Stored data:
++++++

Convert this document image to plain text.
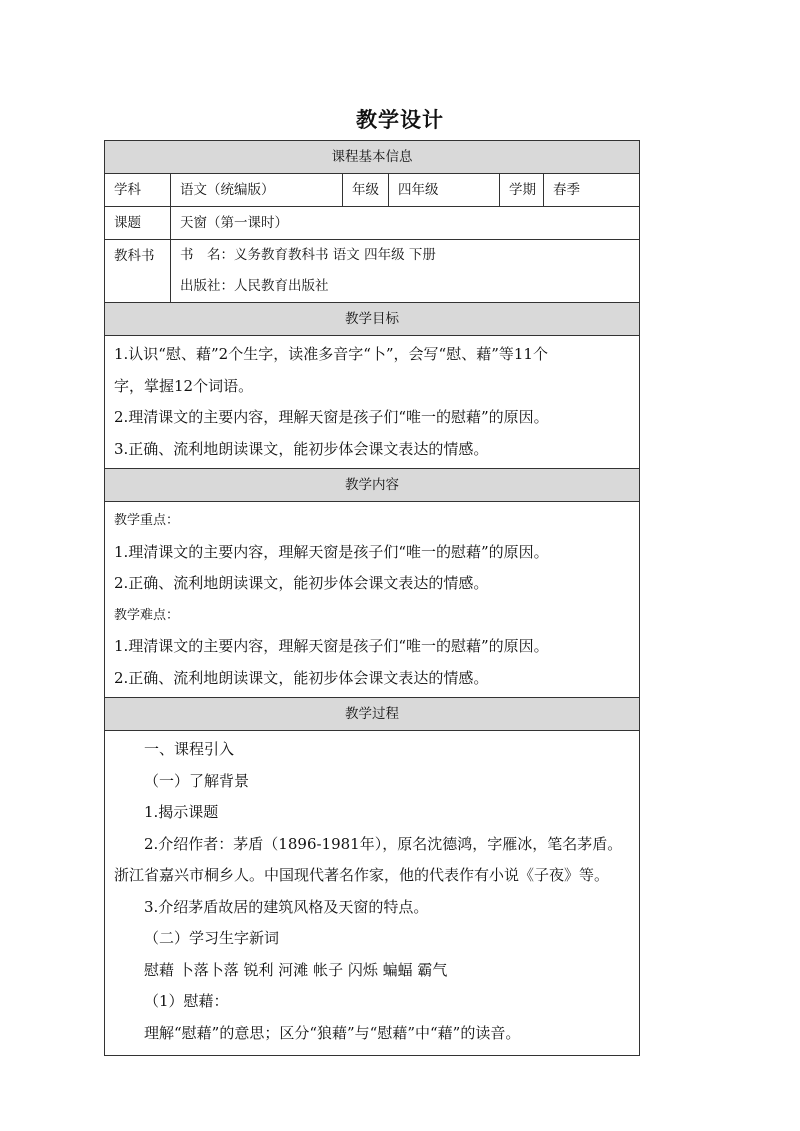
教学设计
课程基本信息
学科	语文（统编版）	年级	四年级	学期	春季
课题	天窗（第一课时）
教科书	书　名：义务教育教科书 语文 四年级 下册
出版社：人民教育出版社
教学目标

1.认识“慰、藉”2个生字，读准多音字“卜”，会写“慰、藉”等11个

字，掌握12个词语。

2.理清课文的主要内容，理解天窗是孩子们“唯一的慰藉”的原因。

3.正确、流利地朗读课文，能初步体会课文表达的情感。

教学内容

教学重点：

1.理清课文的主要内容，理解天窗是孩子们“唯一的慰藉”的原因。

2.正确、流利地朗读课文，能初步体会课文表达的情感。

教学难点：

1.理清课文的主要内容，理解天窗是孩子们“唯一的慰藉”的原因。

2.正确、流利地朗读课文，能初步体会课文表达的情感。

教学过程

一、课程引入

（一）了解背景

1.揭示课题

2.介绍作者：茅盾（1896-1981年），原名沈德鸿，字雁冰，笔名茅盾。

浙江省嘉兴市桐乡人。中国现代著名作家，他的代表作有小说《子夜》等。

3.介绍茅盾故居的建筑风格及天窗的特点。

（二）学习生字新词

慰藉 卜落卜落 锐利 河滩 帐子 闪烁 蝙蝠 霸气

（1）慰藉：

理解“慰藉”的意思；区分“狼藉”与“慰藉”中“藉”的读音。
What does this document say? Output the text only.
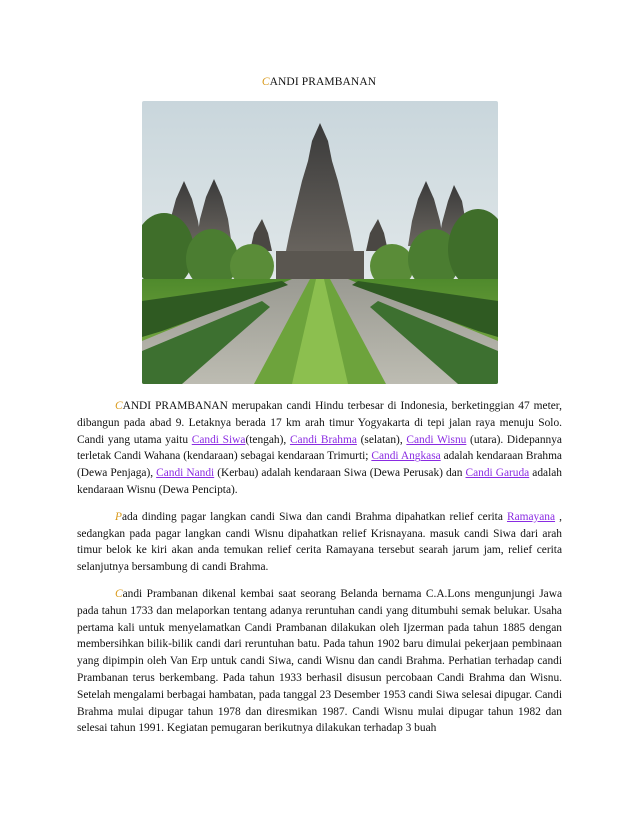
CANDI PRAMBANAN

CANDI PRAMBANAN merupakan candi Hindu terbesar di Indonesia, berketinggian 47 meter, dibangun pada abad 9. Letaknya berada 17 km arah timur Yogyakarta di tepi jalan raya menuju Solo. Candi yang utama yaitu Candi Siwa(tengah), Candi Brahma (selatan), Candi Wisnu (utara). Didepannya terletak Candi Wahana (kendaraan) sebagai kendaraan Trimurti; Candi Angkasa adalah kendaraan Brahma (Dewa Penjaga), Candi Nandi (Kerbau) adalah kendaraan Siwa (Dewa Perusak) dan Candi Garuda adalah kendaraan Wisnu (Dewa Pencipta).

Pada dinding pagar langkan candi Siwa dan candi Brahma dipahatkan relief cerita Ramayana , sedangkan pada pagar langkan candi Wisnu dipahatkan relief Krisnayana. masuk candi Siwa dari arah timur belok ke kiri akan anda temukan relief cerita Ramayana tersebut searah jarum jam, relief cerita selanjutnya bersambung di candi Brahma.

Candi Prambanan dikenal kembai saat seorang Belanda bernama C.A.Lons mengunjungi Jawa pada tahun 1733 dan melaporkan tentang adanya reruntuhan candi yang ditumbuhi semak belukar. Usaha pertama kali untuk menyelamatkan Candi Prambanan dilakukan oleh Ijzerman pada tahun 1885 dengan membersihkan bilik-bilik candi dari reruntuhan batu. Pada tahun 1902 baru dimulai pekerjaan pembinaan yang dipimpin oleh Van Erp untuk candi Siwa, candi Wisnu dan candi Brahma. Perhatian terhadap candi Prambanan terus berkembang. Pada tahun 1933 berhasil disusun percobaan Candi Brahma dan Wisnu. Setelah mengalami berbagai hambatan, pada tanggal 23 Desember 1953 candi Siwa selesai dipugar. Candi Brahma mulai dipugar tahun 1978 dan diresmikan 1987. Candi Wisnu mulai dipugar tahun 1982 dan selesai tahun 1991. Kegiatan pemugaran berikutnya dilakukan terhadap 3 buah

++++++

PROBLEM: All the records above need to be given again word for word. Skip the pictures.

REPLY:
Convert this document image to plain text.
教学设计
课程基本信息
学科	语文（统编版）	年级	四年级	学期	春季
课题	天窗（第一课时）
教科书	书　名：义务教育教科书 语文 四年级 下册
出版社：人民教育出版社
教学目标

1.认识“慰、藉”2个生字，读准多音字“卜”，会写“慰、藉”等11个

字，掌握12个词语。

2.理清课文的主要内容，理解天窗是孩子们“唯一的慰藉”的原因。

3.正确、流利地朗读课文，能初步体会课文表达的情感。

教学内容

教学重点：

1.理清课文的主要内容，理解天窗是孩子们“唯一的慰藉”的原因。

2.正确、流利地朗读课文，能初步体会课文表达的情感。

教学难点：

1.理清课文的主要内容，理解天窗是孩子们“唯一的慰藉”的原因。

2.正确、流利地朗读课文，能初步体会课文表达的情感。

教学过程

一、课程引入

（一）了解背景

1.揭示课题

2.介绍作者：茅盾（1896-1981年），原名沈德鸿，字雁冰，笔名茅盾。

浙江省嘉兴市桐乡人。中国现代著名作家，他的代表作有小说《子夜》等。

3.介绍茅盾故居的建筑风格及天窗的特点。

（二）学习生字新词

慰藉 卜落卜落 锐利 河滩 帐子 闪烁 蝙蝠 霸气

（1）慰藉：

理解“慰藉”的意思；区分“狼藉”与“慰藉”中“藉”的读音。
What does this document say? Output the text only.
CANDI PRAMBANAN

CANDI PRAMBANAN merupakan candi Hindu terbesar di Indonesia, berketinggian 47 meter, dibangun pada abad 9. Letaknya berada 17 km arah timur Yogyakarta di tepi jalan raya menuju Solo. Candi yang utama yaitu Candi Siwa(tengah), Candi Brahma (selatan), Candi Wisnu (utara). Didepannya terletak Candi Wahana (kendaraan) sebagai kendaraan Trimurti; Candi Angkasa adalah kendaraan Brahma (Dewa Penjaga), Candi Nandi (Kerbau) adalah kendaraan Siwa (Dewa Perusak) dan Candi Garuda adalah kendaraan Wisnu (Dewa Pencipta).

Pada dinding pagar langkan candi Siwa dan candi Brahma dipahatkan relief cerita Ramayana , sedangkan pada pagar langkan candi Wisnu dipahatkan relief Krisnayana. masuk candi Siwa dari arah timur belok ke kiri akan anda temukan relief cerita Ramayana tersebut searah jarum jam, relief cerita selanjutnya bersambung di candi Brahma.

Candi Prambanan dikenal kembai saat seorang Belanda bernama C.A.Lons mengunjungi Jawa pada tahun 1733 dan melaporkan tentang adanya reruntuhan candi yang ditumbuhi semak belukar. Usaha pertama kali untuk menyelamatkan Candi Prambanan dilakukan oleh Ijzerman pada tahun 1885 dengan membersihkan bilik-bilik candi dari reruntuhan batu. Pada tahun 1902 baru dimulai pekerjaan pembinaan yang dipimpin oleh Van Erp untuk candi Siwa, candi Wisnu dan candi Brahma. Perhatian terhadap candi Prambanan terus berkembang. Pada tahun 1933 berhasil disusun percobaan Candi Brahma dan Wisnu. Setelah mengalami berbagai hambatan, pada tanggal 23 Desember 1953 candi Siwa selesai dipugar. Candi Brahma mulai dipugar tahun 1978 dan diresmikan 1987. Candi Wisnu mulai dipugar tahun 1982 dan selesai tahun 1991. Kegiatan pemugaran berikutnya dilakukan terhadap 3 buah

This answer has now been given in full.